§ **Required task**
Transcribe every line of the records verbatim.

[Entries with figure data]
....

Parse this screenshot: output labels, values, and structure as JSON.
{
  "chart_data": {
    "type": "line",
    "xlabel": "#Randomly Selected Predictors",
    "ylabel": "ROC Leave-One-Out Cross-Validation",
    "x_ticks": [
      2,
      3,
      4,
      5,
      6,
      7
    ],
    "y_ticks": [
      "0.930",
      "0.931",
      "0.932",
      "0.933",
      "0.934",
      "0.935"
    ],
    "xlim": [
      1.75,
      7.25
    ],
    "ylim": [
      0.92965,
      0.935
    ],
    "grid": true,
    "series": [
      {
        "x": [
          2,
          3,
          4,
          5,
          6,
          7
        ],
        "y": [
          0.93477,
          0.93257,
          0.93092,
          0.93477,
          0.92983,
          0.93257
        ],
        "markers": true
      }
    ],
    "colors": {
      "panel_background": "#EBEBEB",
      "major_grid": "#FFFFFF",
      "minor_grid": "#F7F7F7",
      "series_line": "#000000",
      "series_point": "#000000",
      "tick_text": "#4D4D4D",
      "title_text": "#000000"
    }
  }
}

....

§ **Task result**
Parse this screenshot: output labels, values, and structure as JSON.
{
  "chart_data": {
    "type": "line",
    "xlabel": "#Randomly Selected Predictors",
    "ylabel": "ROC Leave-One-Out Cross-Validation",
    "x_ticks": [
      2,
      3,
      4,
      5,
      6,
      7
    ],
    "y_ticks": [
      "0.930",
      "0.931",
      "0.932",
      "0.933",
      "0.934",
      "0.935"
    ],
    "xlim": [
      1.75,
      7.25
    ],
    "ylim": [
      0.92965,
      0.935
    ],
    "grid": true,
    "series": [
      {
        "x": [
          2,
          3,
          4,
          5,
          6,
          7
        ],
        "y": [
          0.93477,
          0.93257,
          0.93092,
          0.93477,
          0.92983,
          0.93257
        ],
        "markers": true
      }
    ],
    "colors": {
      "panel_background": "#EBEBEB",
      "major_grid": "#FFFFFF",
      "minor_grid": "#F7F7F7",
      "series_line": "#000000",
      "series_point": "#000000",
      "tick_text": "#4D4D4D",
      "title_text": "#000000"
    }
  }
}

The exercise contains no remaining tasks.